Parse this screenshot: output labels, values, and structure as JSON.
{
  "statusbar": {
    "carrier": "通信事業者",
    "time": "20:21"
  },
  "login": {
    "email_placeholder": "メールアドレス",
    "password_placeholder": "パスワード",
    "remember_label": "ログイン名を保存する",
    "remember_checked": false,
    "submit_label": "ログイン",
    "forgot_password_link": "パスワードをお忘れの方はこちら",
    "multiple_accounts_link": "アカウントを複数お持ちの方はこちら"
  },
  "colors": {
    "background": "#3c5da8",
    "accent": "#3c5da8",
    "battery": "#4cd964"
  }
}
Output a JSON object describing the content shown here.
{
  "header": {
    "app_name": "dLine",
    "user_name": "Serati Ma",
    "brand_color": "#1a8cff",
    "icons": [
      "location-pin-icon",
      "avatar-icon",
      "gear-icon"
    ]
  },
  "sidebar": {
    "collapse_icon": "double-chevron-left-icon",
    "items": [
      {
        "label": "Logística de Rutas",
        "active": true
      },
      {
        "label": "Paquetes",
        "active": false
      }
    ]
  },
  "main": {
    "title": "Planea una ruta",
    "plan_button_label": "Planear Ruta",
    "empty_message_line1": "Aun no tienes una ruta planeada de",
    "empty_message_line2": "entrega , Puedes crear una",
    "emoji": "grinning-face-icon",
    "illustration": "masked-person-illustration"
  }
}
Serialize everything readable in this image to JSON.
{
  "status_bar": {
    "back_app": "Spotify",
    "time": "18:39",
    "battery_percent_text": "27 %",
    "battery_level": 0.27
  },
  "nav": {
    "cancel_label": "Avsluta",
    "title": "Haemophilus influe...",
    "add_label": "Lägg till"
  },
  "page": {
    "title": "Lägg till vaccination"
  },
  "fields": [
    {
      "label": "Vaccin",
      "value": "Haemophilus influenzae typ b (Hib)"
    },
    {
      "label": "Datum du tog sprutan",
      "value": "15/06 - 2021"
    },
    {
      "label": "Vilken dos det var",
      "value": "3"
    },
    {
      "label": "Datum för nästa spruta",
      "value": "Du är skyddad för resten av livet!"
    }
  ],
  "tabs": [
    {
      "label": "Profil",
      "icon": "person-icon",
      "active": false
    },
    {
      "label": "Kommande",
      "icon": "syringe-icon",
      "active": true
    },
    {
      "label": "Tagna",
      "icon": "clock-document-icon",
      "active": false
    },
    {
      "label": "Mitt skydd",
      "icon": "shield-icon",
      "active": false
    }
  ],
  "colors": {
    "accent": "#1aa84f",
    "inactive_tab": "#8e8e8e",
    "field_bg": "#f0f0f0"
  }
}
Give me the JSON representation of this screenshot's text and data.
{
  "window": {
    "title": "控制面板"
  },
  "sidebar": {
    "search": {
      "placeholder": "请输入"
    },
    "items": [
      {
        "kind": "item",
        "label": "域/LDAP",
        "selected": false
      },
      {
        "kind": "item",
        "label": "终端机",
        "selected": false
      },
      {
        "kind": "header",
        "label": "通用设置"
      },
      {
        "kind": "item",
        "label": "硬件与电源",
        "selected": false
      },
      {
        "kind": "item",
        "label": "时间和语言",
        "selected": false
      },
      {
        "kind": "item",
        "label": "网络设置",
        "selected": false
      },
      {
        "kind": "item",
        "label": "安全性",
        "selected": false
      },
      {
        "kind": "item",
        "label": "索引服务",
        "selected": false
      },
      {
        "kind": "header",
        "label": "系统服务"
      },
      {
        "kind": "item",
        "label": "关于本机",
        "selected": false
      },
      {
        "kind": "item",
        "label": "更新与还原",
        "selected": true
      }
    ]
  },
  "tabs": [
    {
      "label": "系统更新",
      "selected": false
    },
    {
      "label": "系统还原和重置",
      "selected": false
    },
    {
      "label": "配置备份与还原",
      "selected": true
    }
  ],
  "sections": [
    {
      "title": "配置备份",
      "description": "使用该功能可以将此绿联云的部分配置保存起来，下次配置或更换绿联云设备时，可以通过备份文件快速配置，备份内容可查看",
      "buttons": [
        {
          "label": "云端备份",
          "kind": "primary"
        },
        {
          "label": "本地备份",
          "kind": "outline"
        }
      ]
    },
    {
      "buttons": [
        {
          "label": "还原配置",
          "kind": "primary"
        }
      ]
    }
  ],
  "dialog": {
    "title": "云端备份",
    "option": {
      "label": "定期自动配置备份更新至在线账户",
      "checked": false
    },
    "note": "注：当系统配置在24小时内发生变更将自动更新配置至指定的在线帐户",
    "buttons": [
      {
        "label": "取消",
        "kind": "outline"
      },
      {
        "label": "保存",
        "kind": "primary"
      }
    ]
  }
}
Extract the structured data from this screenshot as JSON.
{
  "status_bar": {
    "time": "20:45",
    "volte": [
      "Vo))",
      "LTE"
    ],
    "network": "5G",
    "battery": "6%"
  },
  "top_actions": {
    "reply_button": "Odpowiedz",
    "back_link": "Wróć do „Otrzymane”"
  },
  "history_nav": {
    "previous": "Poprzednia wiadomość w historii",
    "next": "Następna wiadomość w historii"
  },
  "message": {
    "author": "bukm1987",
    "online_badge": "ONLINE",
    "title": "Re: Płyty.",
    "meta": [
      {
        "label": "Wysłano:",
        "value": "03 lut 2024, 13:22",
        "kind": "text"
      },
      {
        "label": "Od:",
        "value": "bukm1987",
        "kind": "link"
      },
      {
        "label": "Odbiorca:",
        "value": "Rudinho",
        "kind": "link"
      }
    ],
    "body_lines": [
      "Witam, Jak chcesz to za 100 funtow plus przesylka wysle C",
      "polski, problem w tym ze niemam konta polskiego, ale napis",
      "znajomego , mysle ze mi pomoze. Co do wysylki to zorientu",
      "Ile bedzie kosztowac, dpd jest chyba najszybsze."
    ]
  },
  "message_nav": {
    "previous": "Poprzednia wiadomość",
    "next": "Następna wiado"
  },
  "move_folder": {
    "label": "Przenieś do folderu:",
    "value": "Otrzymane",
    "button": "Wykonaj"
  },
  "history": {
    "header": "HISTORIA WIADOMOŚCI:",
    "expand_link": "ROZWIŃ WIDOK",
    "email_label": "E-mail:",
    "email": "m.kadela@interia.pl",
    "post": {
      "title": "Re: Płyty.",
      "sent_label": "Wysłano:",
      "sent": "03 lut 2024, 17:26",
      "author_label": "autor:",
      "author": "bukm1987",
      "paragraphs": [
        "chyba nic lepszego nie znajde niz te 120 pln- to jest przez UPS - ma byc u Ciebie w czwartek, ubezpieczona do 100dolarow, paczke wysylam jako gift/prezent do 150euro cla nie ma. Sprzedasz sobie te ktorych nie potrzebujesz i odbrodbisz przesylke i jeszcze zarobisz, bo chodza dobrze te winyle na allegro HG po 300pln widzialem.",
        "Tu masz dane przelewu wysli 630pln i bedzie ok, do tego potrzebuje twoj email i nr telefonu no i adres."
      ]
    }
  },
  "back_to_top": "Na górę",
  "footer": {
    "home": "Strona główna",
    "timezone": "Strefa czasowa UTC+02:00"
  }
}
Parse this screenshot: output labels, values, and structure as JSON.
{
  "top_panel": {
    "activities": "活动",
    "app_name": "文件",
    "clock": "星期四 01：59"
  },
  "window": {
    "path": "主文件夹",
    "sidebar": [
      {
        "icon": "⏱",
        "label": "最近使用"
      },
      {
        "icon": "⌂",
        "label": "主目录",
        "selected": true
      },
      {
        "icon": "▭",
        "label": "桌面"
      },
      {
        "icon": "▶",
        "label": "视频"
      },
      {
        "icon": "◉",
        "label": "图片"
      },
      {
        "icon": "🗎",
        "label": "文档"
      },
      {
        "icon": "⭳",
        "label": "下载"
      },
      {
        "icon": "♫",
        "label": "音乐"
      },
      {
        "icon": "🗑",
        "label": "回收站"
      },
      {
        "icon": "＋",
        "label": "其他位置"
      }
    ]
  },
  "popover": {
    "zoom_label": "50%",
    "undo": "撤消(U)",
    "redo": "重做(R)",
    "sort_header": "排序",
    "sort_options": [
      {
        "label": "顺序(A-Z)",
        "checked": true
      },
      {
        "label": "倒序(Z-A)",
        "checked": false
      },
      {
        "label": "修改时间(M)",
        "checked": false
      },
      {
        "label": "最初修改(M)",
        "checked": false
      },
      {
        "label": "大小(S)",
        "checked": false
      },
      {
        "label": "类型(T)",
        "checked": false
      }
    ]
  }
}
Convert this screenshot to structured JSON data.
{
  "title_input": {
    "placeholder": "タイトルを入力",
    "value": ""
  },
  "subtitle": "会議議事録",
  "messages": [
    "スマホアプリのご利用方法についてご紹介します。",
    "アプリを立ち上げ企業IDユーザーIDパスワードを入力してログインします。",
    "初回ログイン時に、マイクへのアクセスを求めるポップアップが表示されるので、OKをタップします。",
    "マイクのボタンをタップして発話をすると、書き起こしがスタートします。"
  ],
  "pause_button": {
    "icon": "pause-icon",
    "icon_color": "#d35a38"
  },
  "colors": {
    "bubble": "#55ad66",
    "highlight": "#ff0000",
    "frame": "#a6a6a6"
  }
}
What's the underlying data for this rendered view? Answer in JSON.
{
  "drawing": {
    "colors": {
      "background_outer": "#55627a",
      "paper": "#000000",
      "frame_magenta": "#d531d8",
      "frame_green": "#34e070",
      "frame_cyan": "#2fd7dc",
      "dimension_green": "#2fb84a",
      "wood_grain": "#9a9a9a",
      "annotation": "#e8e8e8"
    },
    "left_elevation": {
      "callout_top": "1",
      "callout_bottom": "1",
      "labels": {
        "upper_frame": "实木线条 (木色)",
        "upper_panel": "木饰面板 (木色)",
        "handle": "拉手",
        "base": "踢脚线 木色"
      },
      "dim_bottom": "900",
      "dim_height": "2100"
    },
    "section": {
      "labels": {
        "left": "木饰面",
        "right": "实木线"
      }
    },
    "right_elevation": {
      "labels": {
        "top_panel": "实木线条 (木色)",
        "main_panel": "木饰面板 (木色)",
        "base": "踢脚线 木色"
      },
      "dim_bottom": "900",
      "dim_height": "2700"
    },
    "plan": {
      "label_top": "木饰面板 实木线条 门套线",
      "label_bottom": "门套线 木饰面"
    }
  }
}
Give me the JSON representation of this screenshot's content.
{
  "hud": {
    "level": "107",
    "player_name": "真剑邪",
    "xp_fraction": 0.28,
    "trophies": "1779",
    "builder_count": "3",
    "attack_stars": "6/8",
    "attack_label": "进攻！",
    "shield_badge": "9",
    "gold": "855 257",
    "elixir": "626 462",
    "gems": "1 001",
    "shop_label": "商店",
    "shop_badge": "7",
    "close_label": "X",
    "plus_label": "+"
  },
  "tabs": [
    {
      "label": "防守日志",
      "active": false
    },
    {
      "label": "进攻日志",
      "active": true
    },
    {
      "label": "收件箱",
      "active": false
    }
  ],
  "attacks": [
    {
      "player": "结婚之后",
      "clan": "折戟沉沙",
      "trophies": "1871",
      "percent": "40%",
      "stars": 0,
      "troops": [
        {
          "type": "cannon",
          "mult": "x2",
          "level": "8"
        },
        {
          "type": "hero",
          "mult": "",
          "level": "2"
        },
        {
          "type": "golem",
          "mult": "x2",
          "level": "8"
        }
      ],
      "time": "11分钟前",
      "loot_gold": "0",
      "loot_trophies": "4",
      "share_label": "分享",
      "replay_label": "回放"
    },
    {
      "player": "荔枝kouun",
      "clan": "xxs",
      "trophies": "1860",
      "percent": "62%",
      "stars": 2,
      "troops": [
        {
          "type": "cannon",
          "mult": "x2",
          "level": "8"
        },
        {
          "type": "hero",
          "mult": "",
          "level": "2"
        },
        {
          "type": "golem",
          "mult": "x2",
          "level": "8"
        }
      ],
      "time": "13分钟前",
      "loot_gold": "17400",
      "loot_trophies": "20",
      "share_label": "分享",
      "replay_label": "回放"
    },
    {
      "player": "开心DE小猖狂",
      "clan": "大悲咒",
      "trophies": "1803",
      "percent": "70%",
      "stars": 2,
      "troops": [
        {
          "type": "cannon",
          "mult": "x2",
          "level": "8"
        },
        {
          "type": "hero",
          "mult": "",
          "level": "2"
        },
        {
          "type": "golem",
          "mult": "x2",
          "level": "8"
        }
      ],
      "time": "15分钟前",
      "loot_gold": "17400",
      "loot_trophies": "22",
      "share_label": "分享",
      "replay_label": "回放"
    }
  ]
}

· · ·

WHAT IS NEEDED: Lines of the material that contain the word "木饰面板" are to be gathered.

THE ANSWER:
        "upper_panel": "木饰面板 (木色)",
        "main_panel": "木饰面板 (木色)",
      "label_top": "木饰面板 实木线条 门套线",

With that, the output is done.